— BEGIN —

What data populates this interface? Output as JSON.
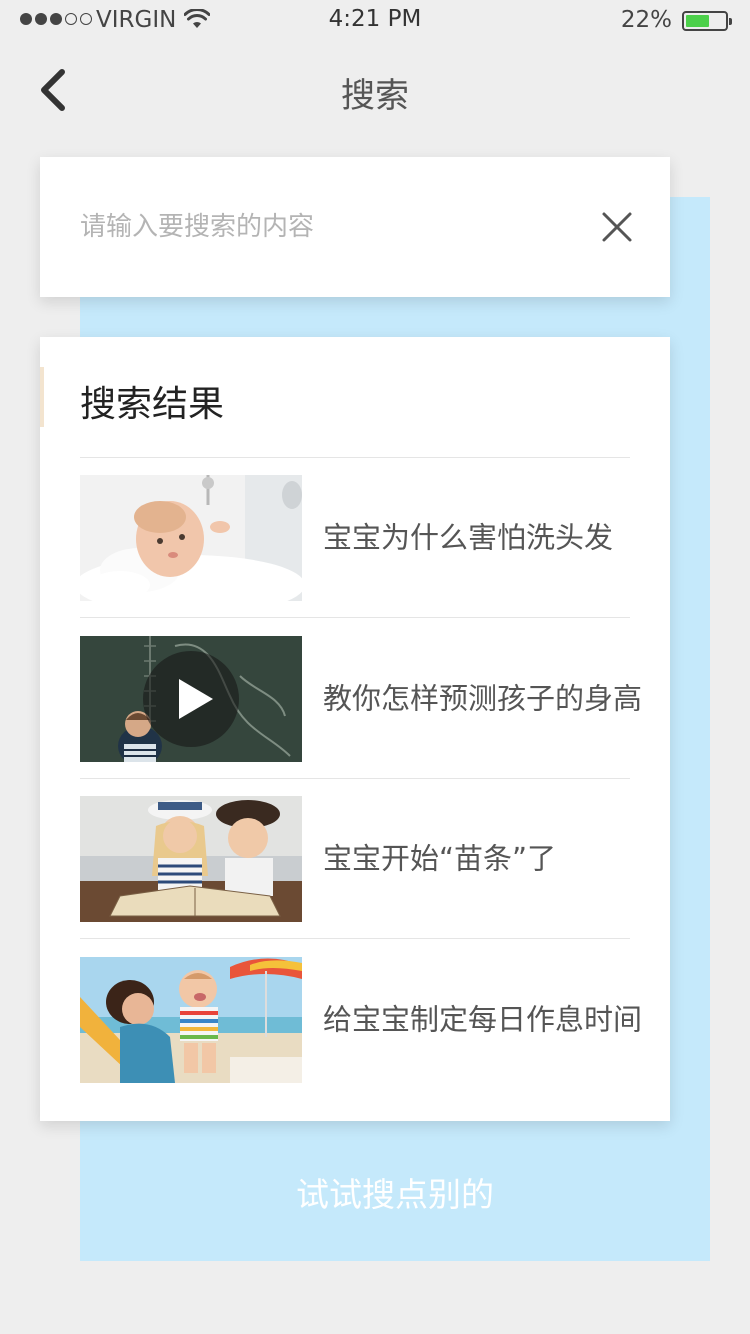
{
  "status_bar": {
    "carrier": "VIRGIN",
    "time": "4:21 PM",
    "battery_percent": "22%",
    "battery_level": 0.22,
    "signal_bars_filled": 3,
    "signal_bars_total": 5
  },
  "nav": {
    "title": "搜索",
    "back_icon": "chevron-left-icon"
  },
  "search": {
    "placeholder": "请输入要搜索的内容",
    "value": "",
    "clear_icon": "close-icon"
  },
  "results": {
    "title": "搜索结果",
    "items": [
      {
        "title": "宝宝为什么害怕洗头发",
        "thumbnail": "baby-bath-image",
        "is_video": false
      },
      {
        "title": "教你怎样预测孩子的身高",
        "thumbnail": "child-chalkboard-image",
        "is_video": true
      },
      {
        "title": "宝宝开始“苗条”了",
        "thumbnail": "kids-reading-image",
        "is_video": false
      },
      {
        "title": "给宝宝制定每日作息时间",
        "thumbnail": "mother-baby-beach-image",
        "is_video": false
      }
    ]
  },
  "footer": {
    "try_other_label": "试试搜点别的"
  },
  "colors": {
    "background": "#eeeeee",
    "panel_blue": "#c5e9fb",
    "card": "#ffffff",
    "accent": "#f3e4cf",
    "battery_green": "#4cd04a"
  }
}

— END —
— BEGIN —

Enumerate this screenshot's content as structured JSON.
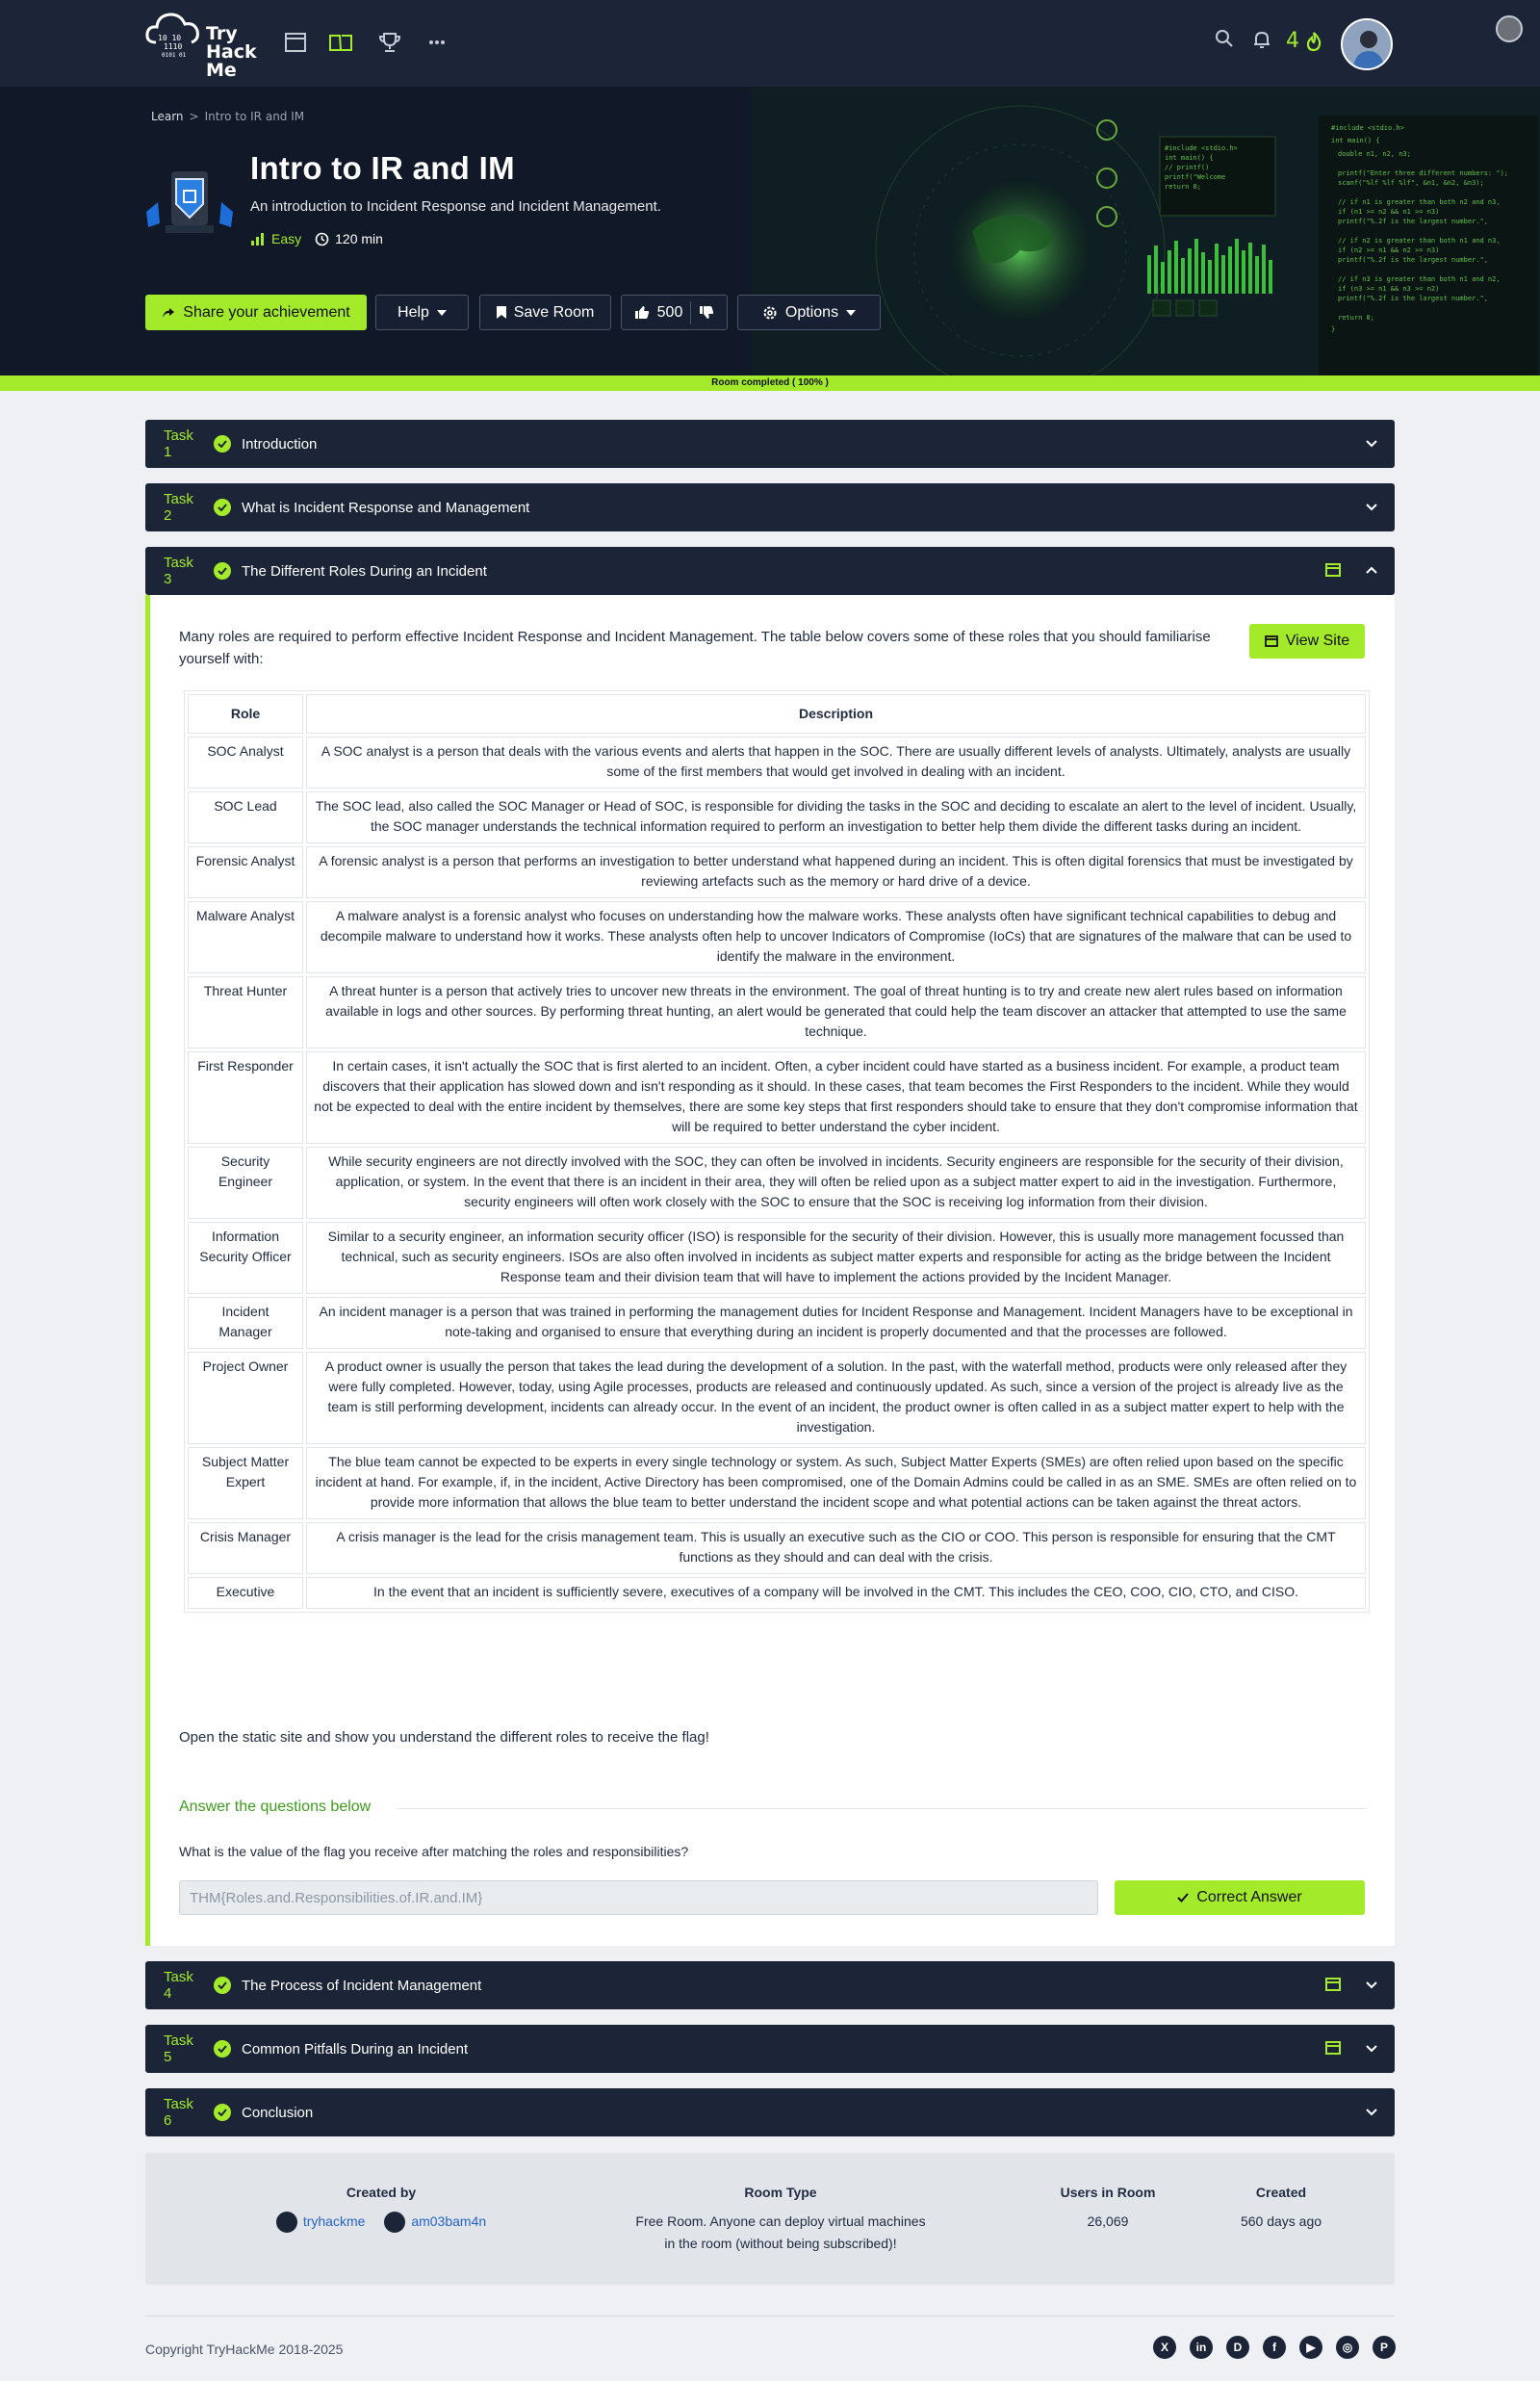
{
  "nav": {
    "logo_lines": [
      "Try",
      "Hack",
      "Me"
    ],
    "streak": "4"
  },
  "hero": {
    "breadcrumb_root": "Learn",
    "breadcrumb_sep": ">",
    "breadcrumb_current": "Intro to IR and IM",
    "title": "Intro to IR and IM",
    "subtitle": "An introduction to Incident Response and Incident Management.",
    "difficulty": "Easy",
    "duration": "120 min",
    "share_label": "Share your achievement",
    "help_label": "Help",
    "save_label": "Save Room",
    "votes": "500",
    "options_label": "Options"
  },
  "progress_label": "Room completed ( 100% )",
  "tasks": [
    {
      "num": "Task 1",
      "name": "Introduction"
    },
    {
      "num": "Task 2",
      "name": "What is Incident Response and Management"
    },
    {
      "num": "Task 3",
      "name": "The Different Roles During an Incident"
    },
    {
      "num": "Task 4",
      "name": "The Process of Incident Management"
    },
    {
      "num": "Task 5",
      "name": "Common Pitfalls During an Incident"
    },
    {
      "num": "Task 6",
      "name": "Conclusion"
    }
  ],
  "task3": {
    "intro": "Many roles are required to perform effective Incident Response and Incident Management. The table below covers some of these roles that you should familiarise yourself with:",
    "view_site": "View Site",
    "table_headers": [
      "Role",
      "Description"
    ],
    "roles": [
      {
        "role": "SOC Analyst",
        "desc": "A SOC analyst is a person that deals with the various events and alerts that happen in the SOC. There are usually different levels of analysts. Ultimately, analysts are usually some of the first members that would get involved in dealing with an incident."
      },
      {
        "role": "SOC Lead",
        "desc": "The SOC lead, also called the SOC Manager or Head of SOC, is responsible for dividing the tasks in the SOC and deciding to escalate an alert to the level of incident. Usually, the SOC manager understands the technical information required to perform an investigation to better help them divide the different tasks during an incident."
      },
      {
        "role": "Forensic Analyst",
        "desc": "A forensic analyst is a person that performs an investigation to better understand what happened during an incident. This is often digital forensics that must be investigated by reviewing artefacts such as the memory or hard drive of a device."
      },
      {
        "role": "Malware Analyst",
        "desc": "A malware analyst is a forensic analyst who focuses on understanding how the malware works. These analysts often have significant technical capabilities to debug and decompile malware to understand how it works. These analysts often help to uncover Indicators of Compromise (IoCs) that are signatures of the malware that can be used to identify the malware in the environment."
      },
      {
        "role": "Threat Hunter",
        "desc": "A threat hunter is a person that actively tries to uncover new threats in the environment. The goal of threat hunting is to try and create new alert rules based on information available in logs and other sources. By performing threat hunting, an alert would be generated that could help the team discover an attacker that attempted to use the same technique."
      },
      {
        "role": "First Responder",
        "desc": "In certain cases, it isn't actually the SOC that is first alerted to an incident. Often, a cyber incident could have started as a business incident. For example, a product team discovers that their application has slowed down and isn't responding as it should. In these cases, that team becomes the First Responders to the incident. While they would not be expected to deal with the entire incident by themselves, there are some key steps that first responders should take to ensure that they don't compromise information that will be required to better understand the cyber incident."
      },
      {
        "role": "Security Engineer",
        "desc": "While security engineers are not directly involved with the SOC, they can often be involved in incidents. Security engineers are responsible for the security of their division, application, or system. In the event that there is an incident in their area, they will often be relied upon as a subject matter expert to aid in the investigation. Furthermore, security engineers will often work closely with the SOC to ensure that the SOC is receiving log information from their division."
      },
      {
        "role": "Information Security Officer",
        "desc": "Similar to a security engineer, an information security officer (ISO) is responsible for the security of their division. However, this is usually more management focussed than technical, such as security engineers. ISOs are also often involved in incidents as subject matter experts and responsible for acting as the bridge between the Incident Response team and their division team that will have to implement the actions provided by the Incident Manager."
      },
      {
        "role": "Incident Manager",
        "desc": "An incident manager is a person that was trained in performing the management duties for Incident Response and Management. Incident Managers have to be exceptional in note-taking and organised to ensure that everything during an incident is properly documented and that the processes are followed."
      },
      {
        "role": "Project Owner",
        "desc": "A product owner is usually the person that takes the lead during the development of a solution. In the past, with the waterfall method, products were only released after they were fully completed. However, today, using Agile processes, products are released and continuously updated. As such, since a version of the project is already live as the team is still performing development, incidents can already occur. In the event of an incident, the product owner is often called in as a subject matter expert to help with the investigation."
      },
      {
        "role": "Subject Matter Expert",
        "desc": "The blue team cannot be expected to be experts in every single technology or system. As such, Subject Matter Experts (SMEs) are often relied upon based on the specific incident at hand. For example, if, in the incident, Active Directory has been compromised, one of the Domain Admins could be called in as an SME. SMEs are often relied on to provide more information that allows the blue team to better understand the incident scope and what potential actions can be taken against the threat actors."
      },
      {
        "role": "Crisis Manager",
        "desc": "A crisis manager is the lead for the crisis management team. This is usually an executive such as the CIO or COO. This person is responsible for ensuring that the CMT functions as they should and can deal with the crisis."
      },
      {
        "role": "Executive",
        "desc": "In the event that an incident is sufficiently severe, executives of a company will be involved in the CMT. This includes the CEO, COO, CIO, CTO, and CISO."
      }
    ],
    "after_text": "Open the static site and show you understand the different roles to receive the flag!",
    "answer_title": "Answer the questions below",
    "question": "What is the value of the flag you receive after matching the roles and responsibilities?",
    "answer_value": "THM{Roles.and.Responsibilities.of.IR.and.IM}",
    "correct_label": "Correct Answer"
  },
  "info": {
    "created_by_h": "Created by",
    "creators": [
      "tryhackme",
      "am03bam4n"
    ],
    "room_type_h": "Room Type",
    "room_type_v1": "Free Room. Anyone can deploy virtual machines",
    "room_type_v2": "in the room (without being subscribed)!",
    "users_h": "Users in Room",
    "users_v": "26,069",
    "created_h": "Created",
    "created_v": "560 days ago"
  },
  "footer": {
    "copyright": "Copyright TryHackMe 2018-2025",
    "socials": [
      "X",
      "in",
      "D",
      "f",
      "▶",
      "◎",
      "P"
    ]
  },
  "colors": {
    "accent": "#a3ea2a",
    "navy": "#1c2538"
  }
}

— END —

## OBJECTIVE
Establish how many lines of the records contain the string "performing" and state that number without elaboration.

## FINISHED TASK
3